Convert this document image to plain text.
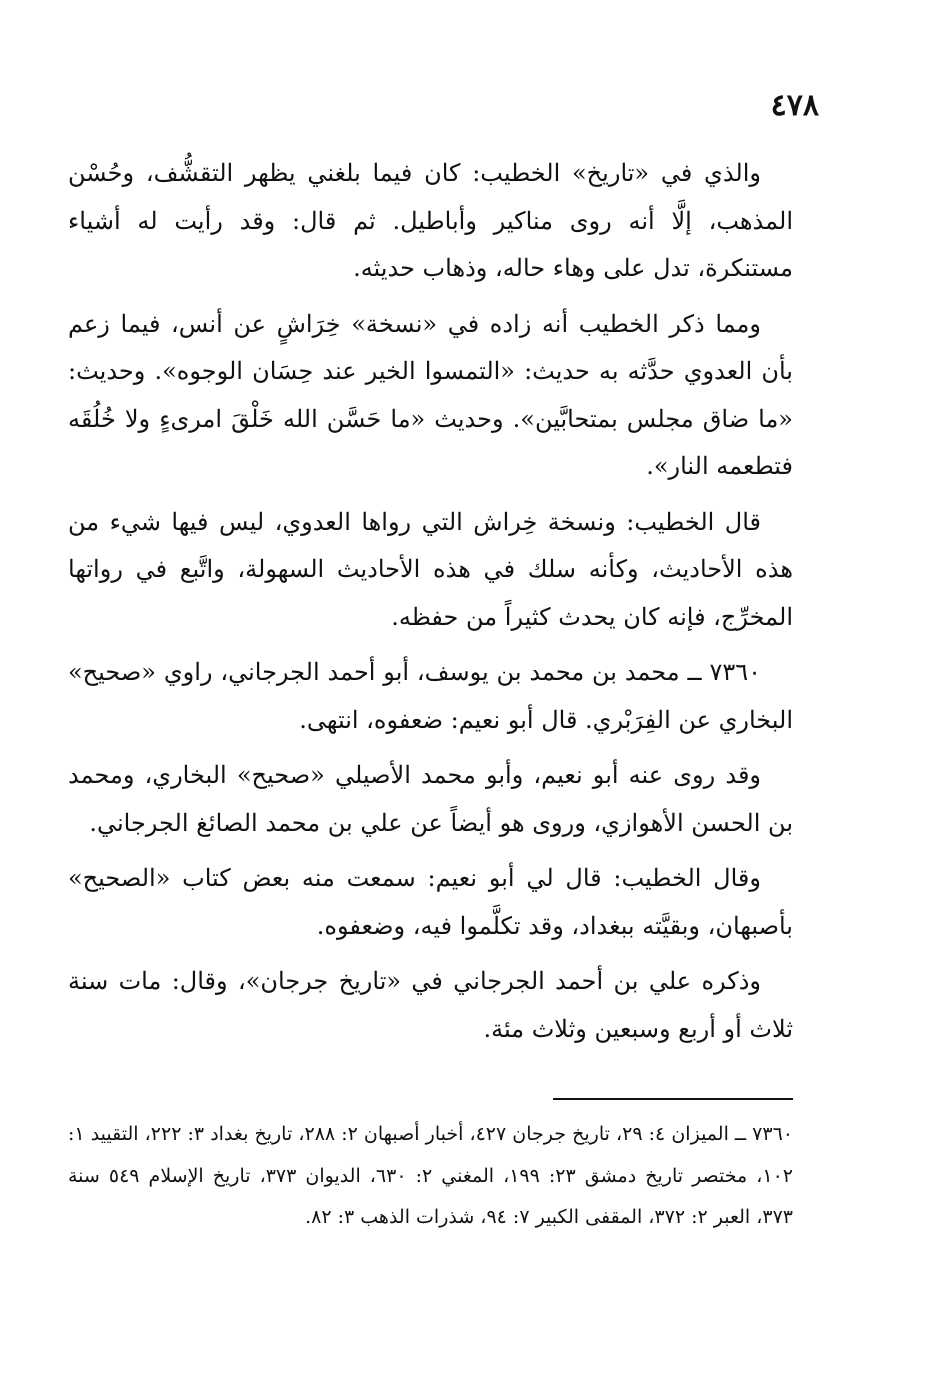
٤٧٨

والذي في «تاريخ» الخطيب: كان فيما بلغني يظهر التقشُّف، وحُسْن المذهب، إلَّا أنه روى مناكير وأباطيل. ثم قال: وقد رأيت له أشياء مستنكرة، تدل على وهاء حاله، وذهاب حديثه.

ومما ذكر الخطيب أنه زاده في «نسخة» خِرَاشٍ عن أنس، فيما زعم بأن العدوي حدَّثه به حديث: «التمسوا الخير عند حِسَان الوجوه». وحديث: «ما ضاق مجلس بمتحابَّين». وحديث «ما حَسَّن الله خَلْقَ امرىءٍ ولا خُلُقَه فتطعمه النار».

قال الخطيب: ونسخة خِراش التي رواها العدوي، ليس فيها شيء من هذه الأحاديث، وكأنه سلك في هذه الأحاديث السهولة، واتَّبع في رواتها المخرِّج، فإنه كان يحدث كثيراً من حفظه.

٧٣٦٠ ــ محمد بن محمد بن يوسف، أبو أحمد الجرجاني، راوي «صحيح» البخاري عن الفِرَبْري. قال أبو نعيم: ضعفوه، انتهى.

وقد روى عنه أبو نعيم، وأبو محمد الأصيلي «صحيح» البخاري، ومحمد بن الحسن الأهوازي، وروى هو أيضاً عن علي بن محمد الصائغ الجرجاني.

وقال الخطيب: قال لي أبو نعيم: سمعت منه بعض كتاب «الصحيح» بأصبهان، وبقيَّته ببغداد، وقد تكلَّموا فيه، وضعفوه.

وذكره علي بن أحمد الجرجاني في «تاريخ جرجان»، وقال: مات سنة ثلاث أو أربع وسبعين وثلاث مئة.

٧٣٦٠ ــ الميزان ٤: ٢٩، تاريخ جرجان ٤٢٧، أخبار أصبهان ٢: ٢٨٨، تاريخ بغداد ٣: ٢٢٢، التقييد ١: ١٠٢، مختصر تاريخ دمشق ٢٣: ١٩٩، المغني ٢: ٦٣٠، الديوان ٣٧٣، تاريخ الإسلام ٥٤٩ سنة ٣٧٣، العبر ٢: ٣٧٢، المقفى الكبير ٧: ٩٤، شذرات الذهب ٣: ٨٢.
------------------------------
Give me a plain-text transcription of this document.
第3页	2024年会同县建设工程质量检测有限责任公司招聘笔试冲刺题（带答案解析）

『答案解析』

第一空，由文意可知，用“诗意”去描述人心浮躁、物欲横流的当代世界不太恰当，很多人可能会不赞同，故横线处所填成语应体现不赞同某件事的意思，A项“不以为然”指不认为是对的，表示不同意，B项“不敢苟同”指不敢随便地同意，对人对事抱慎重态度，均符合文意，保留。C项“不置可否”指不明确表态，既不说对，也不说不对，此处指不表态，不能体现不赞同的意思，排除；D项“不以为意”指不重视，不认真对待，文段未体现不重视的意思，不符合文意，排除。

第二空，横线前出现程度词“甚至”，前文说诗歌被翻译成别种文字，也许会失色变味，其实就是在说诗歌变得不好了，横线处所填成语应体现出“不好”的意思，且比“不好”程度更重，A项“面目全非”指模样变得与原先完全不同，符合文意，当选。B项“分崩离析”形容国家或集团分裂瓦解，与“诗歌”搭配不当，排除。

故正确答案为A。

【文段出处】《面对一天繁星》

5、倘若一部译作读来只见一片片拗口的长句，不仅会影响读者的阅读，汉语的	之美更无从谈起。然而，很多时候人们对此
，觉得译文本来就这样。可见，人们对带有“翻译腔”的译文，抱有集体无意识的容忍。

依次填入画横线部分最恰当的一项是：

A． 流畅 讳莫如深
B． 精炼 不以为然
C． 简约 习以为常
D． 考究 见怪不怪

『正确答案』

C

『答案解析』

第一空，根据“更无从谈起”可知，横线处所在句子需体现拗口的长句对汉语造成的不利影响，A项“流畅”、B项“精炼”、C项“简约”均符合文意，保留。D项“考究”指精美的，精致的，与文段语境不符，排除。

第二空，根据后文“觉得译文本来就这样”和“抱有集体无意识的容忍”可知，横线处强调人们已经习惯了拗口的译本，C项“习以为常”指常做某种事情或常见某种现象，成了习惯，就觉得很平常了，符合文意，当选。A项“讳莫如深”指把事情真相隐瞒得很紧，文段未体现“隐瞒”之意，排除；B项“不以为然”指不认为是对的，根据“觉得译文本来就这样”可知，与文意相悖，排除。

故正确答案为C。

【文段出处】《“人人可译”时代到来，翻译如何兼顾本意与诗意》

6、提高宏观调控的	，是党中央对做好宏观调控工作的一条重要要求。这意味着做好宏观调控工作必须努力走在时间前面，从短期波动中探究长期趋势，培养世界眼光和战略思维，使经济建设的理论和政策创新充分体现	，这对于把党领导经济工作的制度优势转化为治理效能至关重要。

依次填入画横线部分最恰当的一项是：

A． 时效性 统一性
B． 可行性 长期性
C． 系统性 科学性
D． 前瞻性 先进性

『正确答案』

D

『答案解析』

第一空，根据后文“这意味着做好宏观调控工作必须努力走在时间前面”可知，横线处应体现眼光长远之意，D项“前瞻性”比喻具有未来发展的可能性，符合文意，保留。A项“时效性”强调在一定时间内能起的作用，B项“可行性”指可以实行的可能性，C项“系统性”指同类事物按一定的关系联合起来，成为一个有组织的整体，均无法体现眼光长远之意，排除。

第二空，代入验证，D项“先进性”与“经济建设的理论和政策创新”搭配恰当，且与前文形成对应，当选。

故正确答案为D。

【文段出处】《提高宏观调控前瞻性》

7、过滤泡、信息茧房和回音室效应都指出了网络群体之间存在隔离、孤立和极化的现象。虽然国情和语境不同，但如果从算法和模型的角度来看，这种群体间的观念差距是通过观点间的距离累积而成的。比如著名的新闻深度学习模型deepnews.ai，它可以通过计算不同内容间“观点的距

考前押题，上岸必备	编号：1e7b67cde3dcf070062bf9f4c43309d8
------------------------------
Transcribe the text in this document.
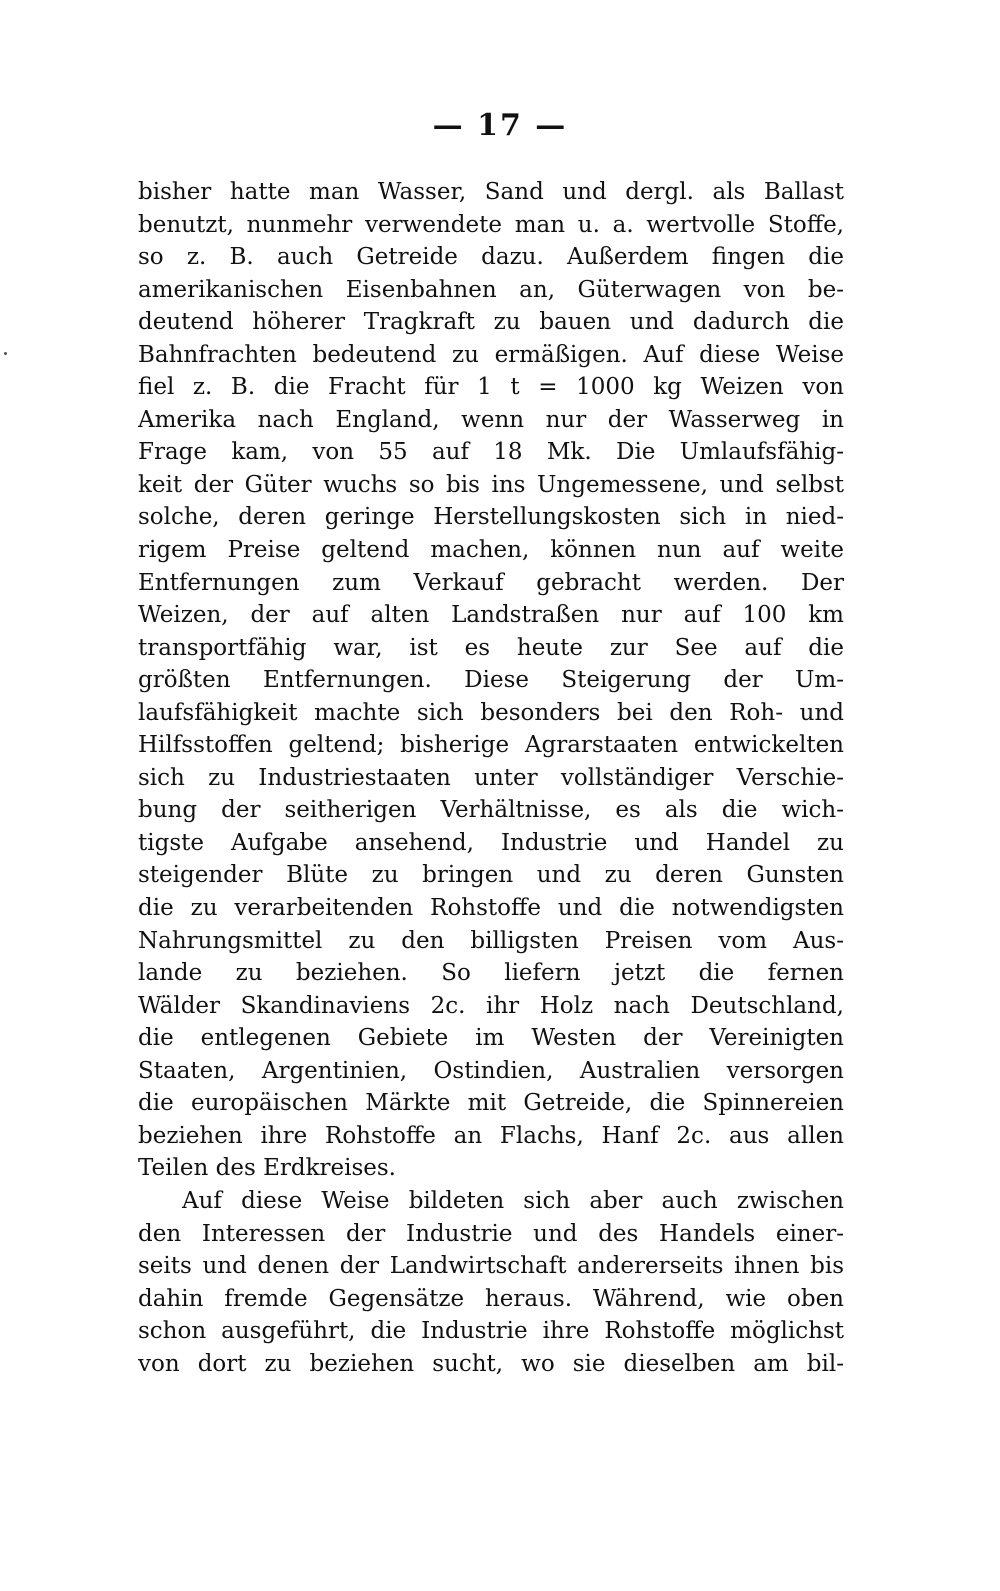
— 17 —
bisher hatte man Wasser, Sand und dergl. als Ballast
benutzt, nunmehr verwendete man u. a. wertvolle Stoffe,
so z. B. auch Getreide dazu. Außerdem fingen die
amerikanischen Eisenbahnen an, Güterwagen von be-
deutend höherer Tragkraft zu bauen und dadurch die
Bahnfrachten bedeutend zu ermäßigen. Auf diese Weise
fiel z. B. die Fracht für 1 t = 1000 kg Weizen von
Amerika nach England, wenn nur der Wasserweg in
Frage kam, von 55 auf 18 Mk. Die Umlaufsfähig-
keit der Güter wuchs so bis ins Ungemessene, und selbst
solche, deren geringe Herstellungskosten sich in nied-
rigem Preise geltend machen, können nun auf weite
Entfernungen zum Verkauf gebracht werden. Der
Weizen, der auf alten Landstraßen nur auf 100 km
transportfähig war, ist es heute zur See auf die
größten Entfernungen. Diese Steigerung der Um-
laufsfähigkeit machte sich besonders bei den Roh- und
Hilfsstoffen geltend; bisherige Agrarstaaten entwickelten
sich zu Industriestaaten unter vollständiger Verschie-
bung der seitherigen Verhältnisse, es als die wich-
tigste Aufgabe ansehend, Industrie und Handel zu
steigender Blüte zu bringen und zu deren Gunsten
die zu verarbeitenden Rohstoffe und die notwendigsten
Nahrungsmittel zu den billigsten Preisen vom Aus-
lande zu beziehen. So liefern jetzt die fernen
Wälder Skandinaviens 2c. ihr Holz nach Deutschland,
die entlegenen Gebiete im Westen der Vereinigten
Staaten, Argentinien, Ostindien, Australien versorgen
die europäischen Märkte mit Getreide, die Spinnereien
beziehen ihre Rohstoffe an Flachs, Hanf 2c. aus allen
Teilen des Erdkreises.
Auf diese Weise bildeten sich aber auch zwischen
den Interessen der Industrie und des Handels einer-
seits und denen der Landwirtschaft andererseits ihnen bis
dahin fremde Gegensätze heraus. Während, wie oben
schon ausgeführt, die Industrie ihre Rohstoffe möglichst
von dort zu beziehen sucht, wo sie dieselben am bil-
------------------------------
Requirements: Only the number is wanted: how many lines of the material contain the word "this"?

Reply to the exercise: 3